Dataset rows:

/---

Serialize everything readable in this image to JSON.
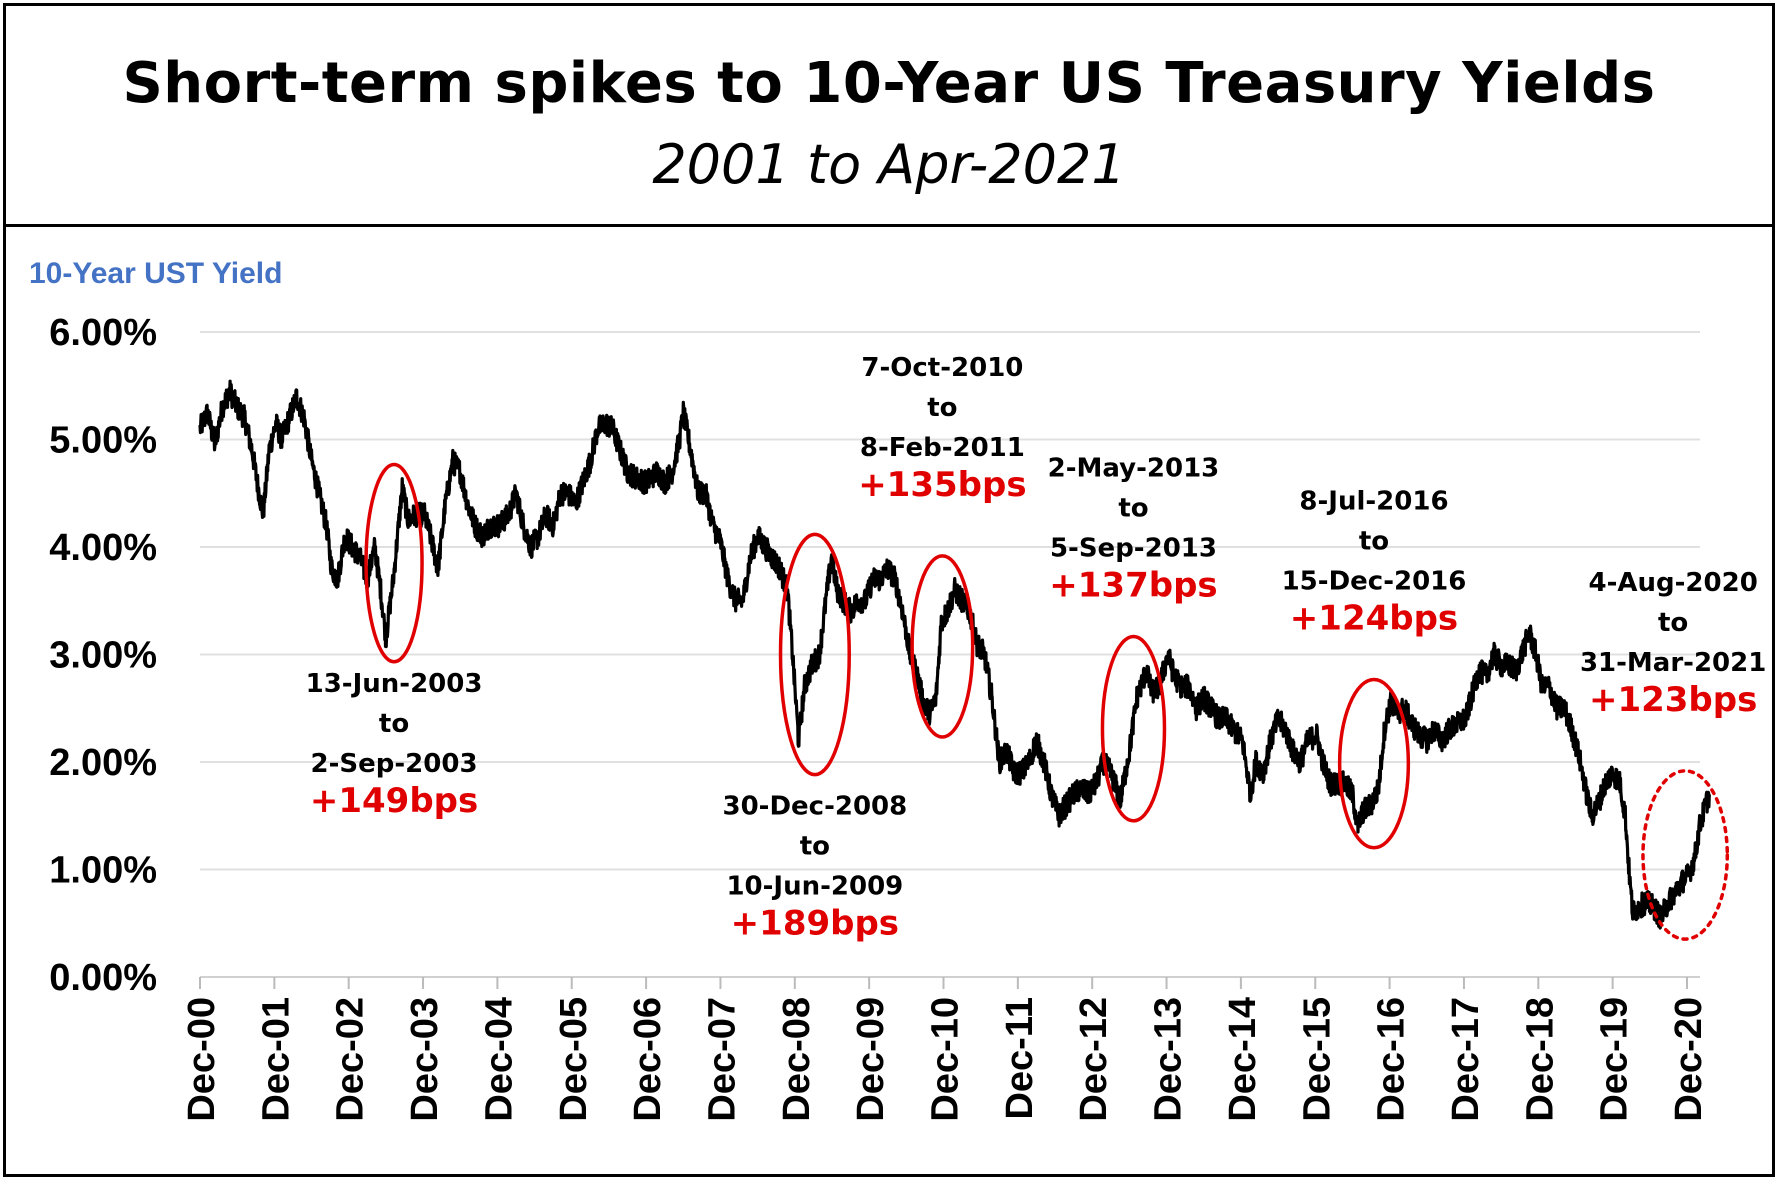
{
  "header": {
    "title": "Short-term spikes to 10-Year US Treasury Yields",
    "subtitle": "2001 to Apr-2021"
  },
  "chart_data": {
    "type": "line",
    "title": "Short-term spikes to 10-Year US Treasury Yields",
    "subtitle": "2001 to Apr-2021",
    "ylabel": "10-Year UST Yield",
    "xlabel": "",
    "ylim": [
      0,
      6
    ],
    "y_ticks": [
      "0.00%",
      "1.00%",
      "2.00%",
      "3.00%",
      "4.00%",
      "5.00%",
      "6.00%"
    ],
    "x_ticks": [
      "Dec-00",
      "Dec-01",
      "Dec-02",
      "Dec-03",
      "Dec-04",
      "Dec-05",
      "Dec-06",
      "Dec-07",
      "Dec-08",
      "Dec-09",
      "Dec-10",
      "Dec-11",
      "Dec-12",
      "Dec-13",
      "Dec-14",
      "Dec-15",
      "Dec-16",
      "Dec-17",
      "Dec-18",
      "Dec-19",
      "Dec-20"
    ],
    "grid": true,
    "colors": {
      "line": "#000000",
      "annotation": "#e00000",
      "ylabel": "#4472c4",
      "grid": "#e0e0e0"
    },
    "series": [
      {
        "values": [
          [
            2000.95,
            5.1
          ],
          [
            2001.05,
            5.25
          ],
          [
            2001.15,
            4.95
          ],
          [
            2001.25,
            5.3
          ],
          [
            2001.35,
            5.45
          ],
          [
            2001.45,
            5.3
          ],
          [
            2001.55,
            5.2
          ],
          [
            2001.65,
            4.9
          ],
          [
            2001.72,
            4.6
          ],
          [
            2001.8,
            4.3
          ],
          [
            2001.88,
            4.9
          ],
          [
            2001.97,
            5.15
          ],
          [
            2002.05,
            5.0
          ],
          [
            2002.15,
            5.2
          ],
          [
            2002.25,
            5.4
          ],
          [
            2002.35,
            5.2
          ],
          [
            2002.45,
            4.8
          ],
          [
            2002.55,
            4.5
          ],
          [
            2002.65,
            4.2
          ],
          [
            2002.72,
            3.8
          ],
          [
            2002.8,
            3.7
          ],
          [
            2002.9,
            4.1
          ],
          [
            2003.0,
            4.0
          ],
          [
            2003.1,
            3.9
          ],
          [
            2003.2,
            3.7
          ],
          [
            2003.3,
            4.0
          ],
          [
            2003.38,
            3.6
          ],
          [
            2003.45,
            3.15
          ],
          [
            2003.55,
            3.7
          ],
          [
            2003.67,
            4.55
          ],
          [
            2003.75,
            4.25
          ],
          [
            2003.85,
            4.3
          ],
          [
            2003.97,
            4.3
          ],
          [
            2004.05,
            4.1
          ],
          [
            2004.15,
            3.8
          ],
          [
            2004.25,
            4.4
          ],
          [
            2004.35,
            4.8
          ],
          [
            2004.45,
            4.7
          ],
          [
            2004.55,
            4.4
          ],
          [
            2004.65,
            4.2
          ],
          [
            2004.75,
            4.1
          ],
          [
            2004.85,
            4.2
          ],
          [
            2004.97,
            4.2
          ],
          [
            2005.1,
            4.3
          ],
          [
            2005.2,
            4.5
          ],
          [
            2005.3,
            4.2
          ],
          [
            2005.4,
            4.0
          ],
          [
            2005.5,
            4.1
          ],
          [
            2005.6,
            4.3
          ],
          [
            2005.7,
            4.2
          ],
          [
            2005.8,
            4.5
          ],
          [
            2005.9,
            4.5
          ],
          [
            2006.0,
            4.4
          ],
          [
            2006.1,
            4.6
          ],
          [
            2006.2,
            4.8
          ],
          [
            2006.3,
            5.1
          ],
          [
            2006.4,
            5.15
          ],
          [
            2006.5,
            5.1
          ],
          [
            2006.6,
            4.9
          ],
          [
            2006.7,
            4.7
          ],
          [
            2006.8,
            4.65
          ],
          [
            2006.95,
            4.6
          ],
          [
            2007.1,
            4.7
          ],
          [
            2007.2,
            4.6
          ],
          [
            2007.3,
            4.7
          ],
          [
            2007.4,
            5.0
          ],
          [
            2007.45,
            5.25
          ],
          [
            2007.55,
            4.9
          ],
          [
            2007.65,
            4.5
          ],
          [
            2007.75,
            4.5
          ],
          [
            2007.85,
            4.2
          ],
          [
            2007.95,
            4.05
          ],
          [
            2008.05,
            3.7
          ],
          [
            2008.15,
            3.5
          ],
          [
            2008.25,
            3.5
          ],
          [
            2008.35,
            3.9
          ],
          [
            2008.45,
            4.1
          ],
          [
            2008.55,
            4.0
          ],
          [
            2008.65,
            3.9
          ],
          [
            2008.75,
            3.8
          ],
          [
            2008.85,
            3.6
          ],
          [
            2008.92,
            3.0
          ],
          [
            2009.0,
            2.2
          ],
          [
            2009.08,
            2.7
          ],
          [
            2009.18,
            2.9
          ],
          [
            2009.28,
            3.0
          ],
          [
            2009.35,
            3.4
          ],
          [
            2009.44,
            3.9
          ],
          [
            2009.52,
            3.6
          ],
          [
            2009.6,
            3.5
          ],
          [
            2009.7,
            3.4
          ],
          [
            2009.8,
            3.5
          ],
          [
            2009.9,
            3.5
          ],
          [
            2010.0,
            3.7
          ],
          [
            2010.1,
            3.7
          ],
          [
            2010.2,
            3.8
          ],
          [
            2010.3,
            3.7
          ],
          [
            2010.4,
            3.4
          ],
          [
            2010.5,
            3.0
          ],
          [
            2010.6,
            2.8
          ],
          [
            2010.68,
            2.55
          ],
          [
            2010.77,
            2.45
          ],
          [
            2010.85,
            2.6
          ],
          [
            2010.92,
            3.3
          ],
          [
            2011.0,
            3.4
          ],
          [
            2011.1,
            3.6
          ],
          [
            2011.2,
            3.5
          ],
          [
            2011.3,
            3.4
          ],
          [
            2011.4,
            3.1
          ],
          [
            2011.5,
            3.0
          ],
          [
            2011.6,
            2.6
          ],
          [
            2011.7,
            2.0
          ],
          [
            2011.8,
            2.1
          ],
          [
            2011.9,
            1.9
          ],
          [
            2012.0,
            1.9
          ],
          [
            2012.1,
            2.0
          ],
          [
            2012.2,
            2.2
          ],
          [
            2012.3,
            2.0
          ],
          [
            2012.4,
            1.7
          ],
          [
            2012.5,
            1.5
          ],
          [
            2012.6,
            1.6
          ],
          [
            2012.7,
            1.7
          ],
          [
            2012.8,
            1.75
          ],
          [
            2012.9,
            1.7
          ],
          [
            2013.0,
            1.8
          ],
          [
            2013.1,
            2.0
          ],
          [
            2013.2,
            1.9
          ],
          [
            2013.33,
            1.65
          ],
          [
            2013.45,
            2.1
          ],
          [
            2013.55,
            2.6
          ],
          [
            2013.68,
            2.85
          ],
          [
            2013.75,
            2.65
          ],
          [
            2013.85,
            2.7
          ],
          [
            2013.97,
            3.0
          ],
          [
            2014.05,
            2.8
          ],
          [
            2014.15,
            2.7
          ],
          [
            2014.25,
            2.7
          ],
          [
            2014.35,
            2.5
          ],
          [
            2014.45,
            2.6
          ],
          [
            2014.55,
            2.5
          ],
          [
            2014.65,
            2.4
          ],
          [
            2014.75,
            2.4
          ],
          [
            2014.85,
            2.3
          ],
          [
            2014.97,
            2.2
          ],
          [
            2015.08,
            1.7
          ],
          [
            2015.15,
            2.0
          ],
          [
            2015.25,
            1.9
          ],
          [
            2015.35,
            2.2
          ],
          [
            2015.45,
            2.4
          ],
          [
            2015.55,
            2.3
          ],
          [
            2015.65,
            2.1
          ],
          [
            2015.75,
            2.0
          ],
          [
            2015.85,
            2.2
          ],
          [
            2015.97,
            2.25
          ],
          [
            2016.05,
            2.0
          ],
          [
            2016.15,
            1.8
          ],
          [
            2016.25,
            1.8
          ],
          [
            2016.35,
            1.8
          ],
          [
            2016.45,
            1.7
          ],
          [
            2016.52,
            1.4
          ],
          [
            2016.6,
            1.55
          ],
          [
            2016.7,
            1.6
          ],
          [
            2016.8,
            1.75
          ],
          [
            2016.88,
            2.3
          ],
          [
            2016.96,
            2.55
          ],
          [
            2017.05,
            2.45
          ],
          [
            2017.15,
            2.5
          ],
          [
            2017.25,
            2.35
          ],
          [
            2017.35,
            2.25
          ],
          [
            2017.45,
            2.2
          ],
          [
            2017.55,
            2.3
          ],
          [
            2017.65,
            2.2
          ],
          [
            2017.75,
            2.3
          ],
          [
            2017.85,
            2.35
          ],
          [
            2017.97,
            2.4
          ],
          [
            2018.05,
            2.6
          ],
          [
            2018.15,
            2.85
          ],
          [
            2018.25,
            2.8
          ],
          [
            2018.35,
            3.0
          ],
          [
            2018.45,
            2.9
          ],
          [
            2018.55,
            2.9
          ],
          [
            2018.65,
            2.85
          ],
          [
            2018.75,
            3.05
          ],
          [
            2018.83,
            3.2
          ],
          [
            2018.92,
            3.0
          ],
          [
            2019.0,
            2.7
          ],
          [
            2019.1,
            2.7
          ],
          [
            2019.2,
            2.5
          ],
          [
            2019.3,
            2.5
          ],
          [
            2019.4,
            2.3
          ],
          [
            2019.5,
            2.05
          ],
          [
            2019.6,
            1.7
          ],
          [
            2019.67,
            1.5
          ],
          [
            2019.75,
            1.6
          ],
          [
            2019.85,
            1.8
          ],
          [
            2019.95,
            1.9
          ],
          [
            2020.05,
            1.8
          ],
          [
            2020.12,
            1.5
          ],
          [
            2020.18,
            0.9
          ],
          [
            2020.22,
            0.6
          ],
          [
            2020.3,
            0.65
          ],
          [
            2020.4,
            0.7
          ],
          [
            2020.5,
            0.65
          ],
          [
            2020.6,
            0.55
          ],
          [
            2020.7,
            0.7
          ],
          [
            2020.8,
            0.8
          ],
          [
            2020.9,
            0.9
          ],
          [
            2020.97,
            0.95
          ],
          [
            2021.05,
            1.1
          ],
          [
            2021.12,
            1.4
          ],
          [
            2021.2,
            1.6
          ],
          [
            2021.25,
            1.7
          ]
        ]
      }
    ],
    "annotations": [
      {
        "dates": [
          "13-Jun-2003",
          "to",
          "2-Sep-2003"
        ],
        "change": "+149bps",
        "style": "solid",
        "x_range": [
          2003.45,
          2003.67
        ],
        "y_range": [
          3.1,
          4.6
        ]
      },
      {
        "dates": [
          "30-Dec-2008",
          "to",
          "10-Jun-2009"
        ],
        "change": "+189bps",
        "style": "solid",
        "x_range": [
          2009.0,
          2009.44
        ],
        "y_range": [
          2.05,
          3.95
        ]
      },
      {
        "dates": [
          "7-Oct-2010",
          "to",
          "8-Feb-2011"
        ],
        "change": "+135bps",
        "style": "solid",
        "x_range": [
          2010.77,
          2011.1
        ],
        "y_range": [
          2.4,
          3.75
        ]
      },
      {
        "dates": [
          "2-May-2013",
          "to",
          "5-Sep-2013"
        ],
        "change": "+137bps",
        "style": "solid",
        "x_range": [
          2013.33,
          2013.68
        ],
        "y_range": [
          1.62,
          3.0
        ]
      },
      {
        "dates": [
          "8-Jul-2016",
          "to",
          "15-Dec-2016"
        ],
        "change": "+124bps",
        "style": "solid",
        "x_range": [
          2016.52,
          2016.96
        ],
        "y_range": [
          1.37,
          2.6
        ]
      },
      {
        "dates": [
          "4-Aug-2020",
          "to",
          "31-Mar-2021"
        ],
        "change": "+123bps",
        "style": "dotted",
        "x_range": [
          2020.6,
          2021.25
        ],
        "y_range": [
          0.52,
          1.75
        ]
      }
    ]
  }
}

\---

[EXERCISE GOAL]
Search the data for "ylabel". Copy every matching line.

[EXERCISE ANSWER]
    "ylabel": "10-Year UST Yield",
      "ylabel": "#4472c4",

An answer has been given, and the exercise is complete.